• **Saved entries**
==*==
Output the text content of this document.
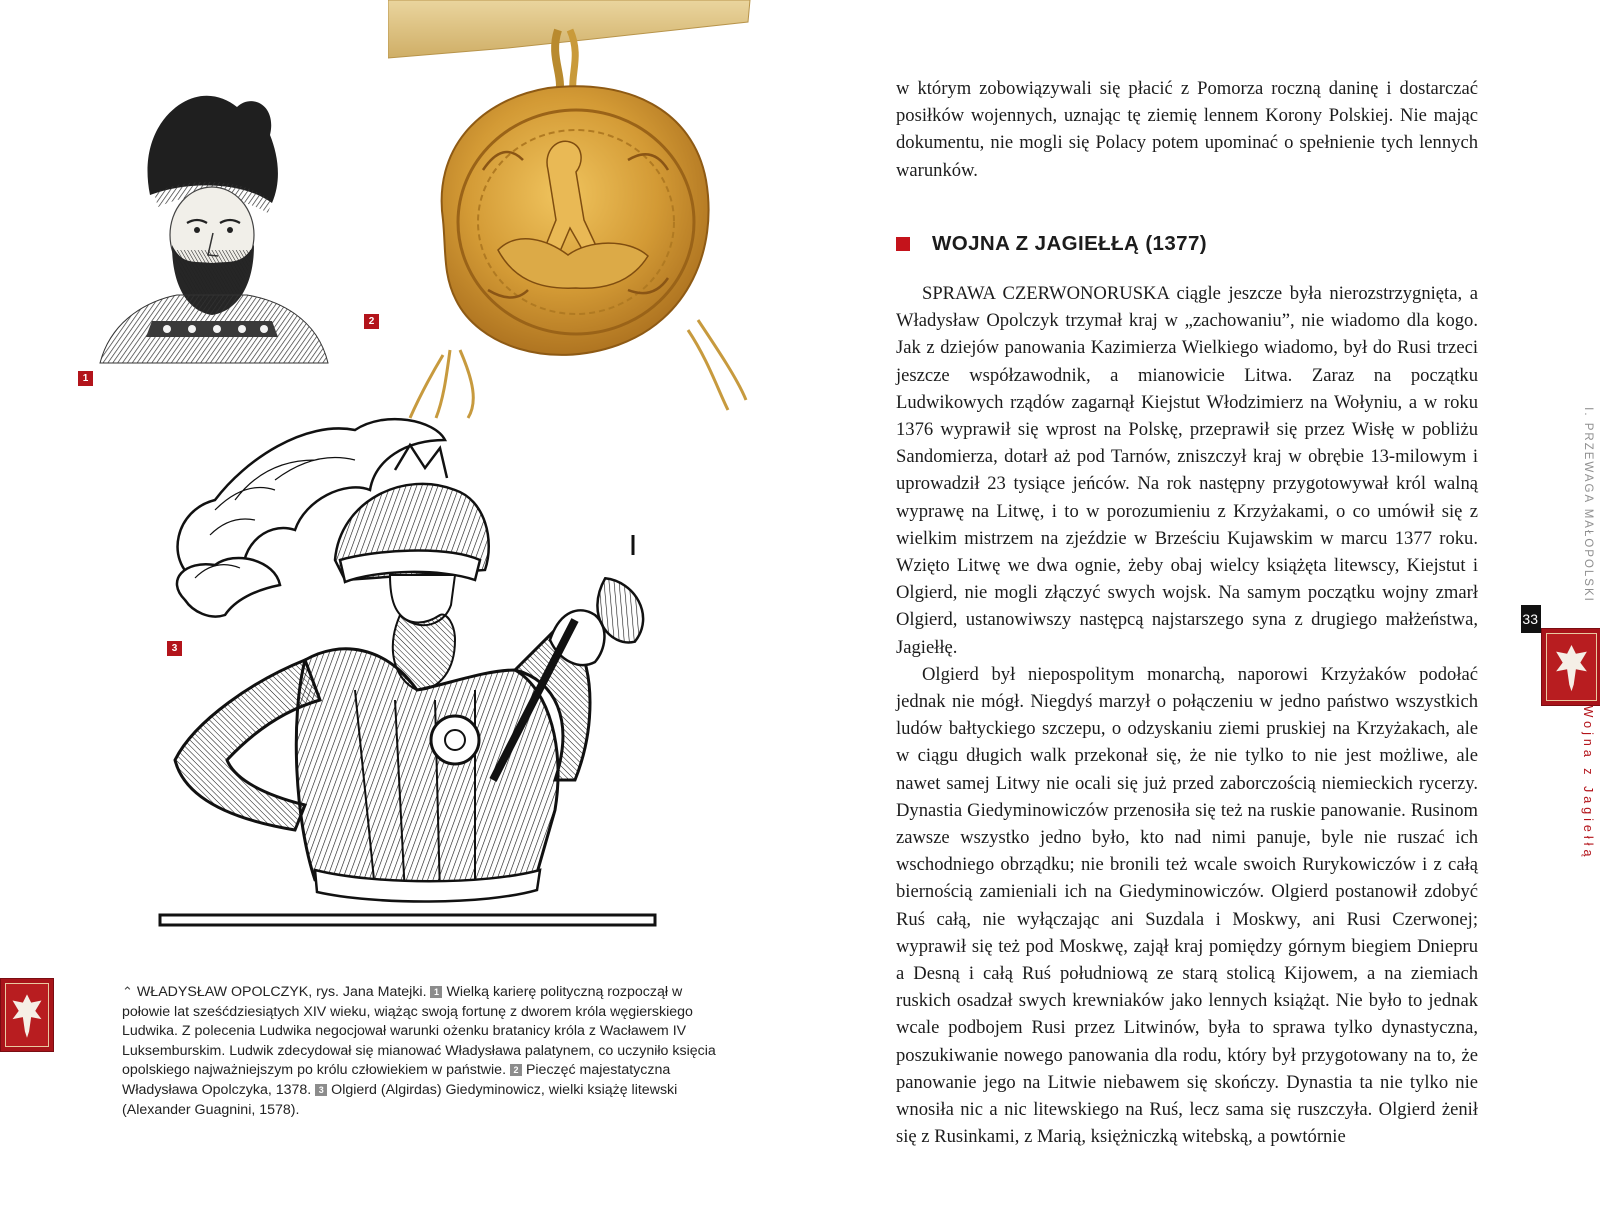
1
2
3
⌃ WŁADYSŁAW OPOLCZYK, rys. Jana Matejki. 1 Wielką karierę polityczną rozpoczął w połowie lat sześćdziesiątych XIV wieku, wiążąc swoją fortunę z dworem króla węgierskiego Ludwika. Z polecenia Ludwika negocjował warunki ożenku bratanicy króla z Wacławem IV Luksemburskim. Ludwik zdecydował się mianować Władysława palatynem, co uczyniło księcia opolskiego najważniejszym po królu człowiekiem w państwie. 2 Pieczęć majestatyczna Władysława Opolczyka, 1378. 3 Olgierd (Algirdas) Giedyminowicz, wielki książę litewski (Alexander Guagnini, 1578).

w którym zobowiązywali się płacić z Pomorza roczną daninę i dostarczać posiłków wojennych, uznając tę ziemię lennem Korony Polskiej. Nie mając dokumentu, nie mogli się Polacy potem upominać o spełnienie tych lennych warunków.

WOJNA Z JAGIEŁŁĄ (1377)

SPRAWA CZERWONORUSKA ciągle jeszcze była nierozstrzygnięta, a Władysław Opolczyk trzymał kraj w „zachowaniu”, nie wiadomo dla kogo. Jak z dziejów panowania Kazimierza Wielkiego wiadomo, był do Rusi trzeci jeszcze współzawodnik, a mianowicie Litwa. Zaraz na początku Ludwikowych rządów zagarnął Kiejstut Włodzimierz na Wołyniu, a w roku 1376 wyprawił się wprost na Polskę, przeprawił się przez Wisłę w pobliżu Sandomierza, dotarł aż pod Tarnów, zniszczył kraj w obrębie 13-milowym i uprowadził 23 tysiące jeńców. Na rok następny przygotowywał król walną wyprawę na Litwę, i to w porozumieniu z Krzyżakami, o co umówił się z wielkim mistrzem na zjeździe w Brześciu Kujawskim w marcu 1377 roku. Wzięto Litwę we dwa ognie, żeby obaj wielcy książęta litewscy, Kiejstut i Olgierd, nie mogli złączyć swych wojsk. Na samym początku wojny zmarł Olgierd, ustanowiwszy następcą najstarszego syna z drugiego małżeństwa, Jagiełłę.

Olgierd był niepospolitym monarchą, naporowi Krzyżaków podołać jednak nie mógł. Niegdyś marzył o połączeniu w jedno państwo wszystkich ludów bałtyckiego szczepu, o odzyskaniu ziemi pruskiej na Krzyżakach, ale w ciągu długich walk przekonał się, że nie tylko to nie jest możliwe, ale nawet samej Litwy nie ocali się już przed zaborczością niemieckich rycerzy. Dynastia Giedyminowiczów przenosiła się też na ruskie panowanie. Rusinom zawsze wszystko jedno było, kto nad nimi panuje, byle nie ruszać ich wschodniego obrządku; nie bronili też wcale swoich Rurykowiczów i z całą biernością zamieniali ich na Giedyminowiczów. Olgierd postanowił zdobyć Ruś całą, nie wyłączając ani Suzdala i Moskwy, ani Rusi Czerwonej; wyprawił się też pod Moskwę, zajął kraj pomiędzy górnym biegiem Dniepru a Desną i całą Ruś południową ze starą stolicą Kijowem, a na ziemiach ruskich osadzał swych krewniaków jako lennych książąt. Nie było to jednak wcale podbojem Rusi przez Litwinów, była to sprawa tylko dynastyczna, poszukiwanie nowego panowania dla rodu, który był przygotowany na to, że panowanie jego na Litwie niebawem się skończy. Dynastia ta nie tylko nie wnosiła nic a nic litewskiego na Ruś, lecz sama się ruszczyła. Olgierd żenił się z Rusinkami, z Marią, księżniczką witebską, a powtórnie

I. PRZEWAGA MAŁOPOLSKI
33
Wojna z Jagiełłą
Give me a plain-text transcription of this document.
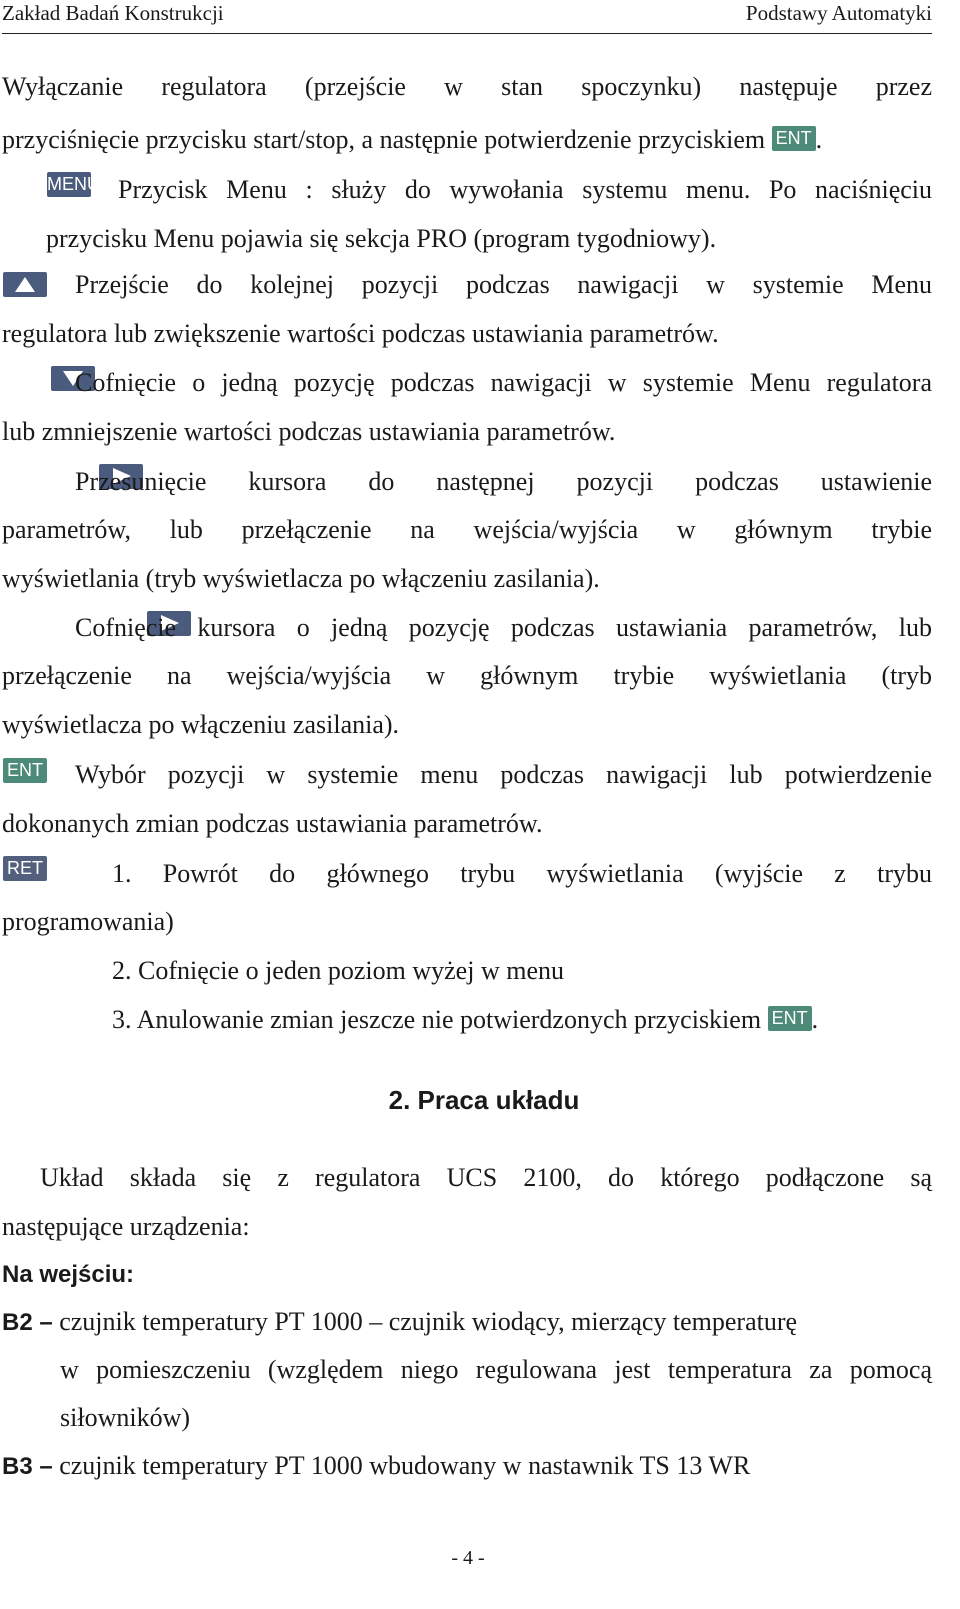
Zakład Badań Konstrukcji	Podstawy Automatyki
Wyłączanie regulatora (przejście w stan spoczynku) następuje przez
przyciśnięcie przycisku start/stop, a następnie potwierdzenie przyciskiem ENT .
MENU Przycisk Menu : służy do wywołania systemu menu. Po naciśnięciu
przycisku Menu pojawia się sekcja PRO (program tygodniowy).

Przejście do kolejnej pozycji podczas nawigacji w systemie Menu
regulatora lub zwiększenie wartości podczas ustawiania parametrów.

Cofnięcie o jedną pozycję podczas nawigacji w systemie Menu regulatora
lub zmniejszenie wartości podczas ustawiania parametrów.

Przesunięcie kursora do następnej pozycji podczas ustawienie
parametrów, lub przełączenie na wejścia/wyjścia w głównym trybie
wyświetlania (tryb wyświetlacza po włączeniu zasilania).
Cofnięcie kursora o jedną pozycję podczas ustawiania parametrów, lub
przełączenie na wejścia/wyjścia w głównym trybie wyświetlania (tryb
wyświetlacza po włączeniu zasilania).
ENT Wybór pozycji w systemie menu podczas nawigacji lub potwierdzenie
dokonanych zmian podczas ustawiania parametrów.
RET	1. Powrót do głównego trybu wyświetlania (wyjście z trybu
programowania)
2. Cofnięcie o jeden poziom wyżej w menu
3. Anulowanie zmian jeszcze nie potwierdzonych przyciskiem ENT .
2. Praca układu
Układ składa się z regulatora UCS 2100, do którego podłączone są
następujące urządzenia:
Na wejściu:
B2 – czujnik temperatury PT 1000 – czujnik wiodący, mierzący temperaturę
w pomieszczeniu (względem niego regulowana jest temperatura za pomocą
siłowników)
B3 – czujnik temperatury PT 1000 wbudowany w nastawnik TS 13 WR
- 4 -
==*==
• **What is asked**
Leave every image out, and retype the material exactly.

• **Output for this exercise**
Output the text content of this document.
1
2
3
⌃ WŁADYSŁAW OPOLCZYK, rys. Jana Matejki. 1 Wielką karierę polityczną rozpoczął w połowie lat sześćdziesiątych XIV wieku, wiążąc swoją fortunę z dworem króla węgierskiego Ludwika. Z polecenia Ludwika negocjował warunki ożenku bratanicy króla z Wacławem IV Luksemburskim. Ludwik zdecydował się mianować Władysława palatynem, co uczyniło księcia opolskiego najważniejszym po królu człowiekiem w państwie. 2 Pieczęć majestatyczna Władysława Opolczyka, 1378. 3 Olgierd (Algirdas) Giedyminowicz, wielki książę litewski (Alexander Guagnini, 1578).

w którym zobowiązywali się płacić z Pomorza roczną daninę i dostarczać posiłków wojennych, uznając tę ziemię lennem Korony Polskiej. Nie mając dokumentu, nie mogli się Polacy potem upominać o spełnienie tych lennych warunków.

WOJNA Z JAGIEŁŁĄ (1377)

SPRAWA CZERWONORUSKA ciągle jeszcze była nierozstrzygnięta, a Władysław Opolczyk trzymał kraj w „zachowaniu”, nie wiadomo dla kogo. Jak z dziejów panowania Kazimierza Wielkiego wiadomo, był do Rusi trzeci jeszcze współzawodnik, a mianowicie Litwa. Zaraz na początku Ludwikowych rządów zagarnął Kiejstut Włodzimierz na Wołyniu, a w roku 1376 wyprawił się wprost na Polskę, przeprawił się przez Wisłę w pobliżu Sandomierza, dotarł aż pod Tarnów, zniszczył kraj w obrębie 13-milowym i uprowadził 23 tysiące jeńców. Na rok następny przygotowywał król walną wyprawę na Litwę, i to w porozumieniu z Krzyżakami, o co umówił się z wielkim mistrzem na zjeździe w Brześciu Kujawskim w marcu 1377 roku. Wzięto Litwę we dwa ognie, żeby obaj wielcy książęta litewscy, Kiejstut i Olgierd, nie mogli złączyć swych wojsk. Na samym początku wojny zmarł Olgierd, ustanowiwszy następcą najstarszego syna z drugiego małżeństwa, Jagiełłę.

Olgierd był niepospolitym monarchą, naporowi Krzyżaków podołać jednak nie mógł. Niegdyś marzył o połączeniu w jedno państwo wszystkich ludów bałtyckiego szczepu, o odzyskaniu ziemi pruskiej na Krzyżakach, ale w ciągu długich walk przekonał się, że nie tylko to nie jest możliwe, ale nawet samej Litwy nie ocali się już przed zaborczością niemieckich rycerzy. Dynastia Giedyminowiczów przenosiła się też na ruskie panowanie. Rusinom zawsze wszystko jedno było, kto nad nimi panuje, byle nie ruszać ich wschodniego obrządku; nie bronili też wcale swoich Rurykowiczów i z całą biernością zamieniali ich na Giedyminowiczów. Olgierd postanowił zdobyć Ruś całą, nie wyłączając ani Suzdala i Moskwy, ani Rusi Czerwonej; wyprawił się też pod Moskwę, zajął kraj pomiędzy górnym biegiem Dniepru a Desną i całą Ruś południową ze starą stolicą Kijowem, a na ziemiach ruskich osadzał swych krewniaków jako lennych książąt. Nie było to jednak wcale podbojem Rusi przez Litwinów, była to sprawa tylko dynastyczna, poszukiwanie nowego panowania dla rodu, który był przygotowany na to, że panowanie jego na Litwie niebawem się skończy. Dynastia ta nie tylko nie wnosiła nic a nic litewskiego na Ruś, lecz sama się ruszczyła. Olgierd żenił się z Rusinkami, z Marią, księżniczką witebską, a powtórnie

I. PRZEWAGA MAŁOPOLSKI
33
Wojna z Jagiełłą
Give me a plain-text transcription of this document.
Zakład Badań Konstrukcji	Podstawy Automatyki
Wyłączanie regulatora (przejście w stan spoczynku) następuje przez
przyciśnięcie przycisku start/stop, a następnie potwierdzenie przyciskiem ENT .
MENU Przycisk Menu : służy do wywołania systemu menu. Po naciśnięciu
przycisku Menu pojawia się sekcja PRO (program tygodniowy).

Przejście do kolejnej pozycji podczas nawigacji w systemie Menu
regulatora lub zwiększenie wartości podczas ustawiania parametrów.

Cofnięcie o jedną pozycję podczas nawigacji w systemie Menu regulatora
lub zmniejszenie wartości podczas ustawiania parametrów.

Przesunięcie kursora do następnej pozycji podczas ustawienie
parametrów, lub przełączenie na wejścia/wyjścia w głównym trybie
wyświetlania (tryb wyświetlacza po włączeniu zasilania).
Cofnięcie kursora o jedną pozycję podczas ustawiania parametrów, lub
przełączenie na wejścia/wyjścia w głównym trybie wyświetlania (tryb
wyświetlacza po włączeniu zasilania).
ENT Wybór pozycji w systemie menu podczas nawigacji lub potwierdzenie
dokonanych zmian podczas ustawiania parametrów.
RET	1. Powrót do głównego trybu wyświetlania (wyjście z trybu
programowania)
2. Cofnięcie o jeden poziom wyżej w menu
3. Anulowanie zmian jeszcze nie potwierdzonych przyciskiem ENT .
2. Praca układu
Układ składa się z regulatora UCS 2100, do którego podłączone są
następujące urządzenia:
Na wejściu:
B2 – czujnik temperatury PT 1000 – czujnik wiodący, mierzący temperaturę
w pomieszczeniu (względem niego regulowana jest temperatura za pomocą
siłowników)
B3 – czujnik temperatury PT 1000 wbudowany w nastawnik TS 13 WR
- 4 -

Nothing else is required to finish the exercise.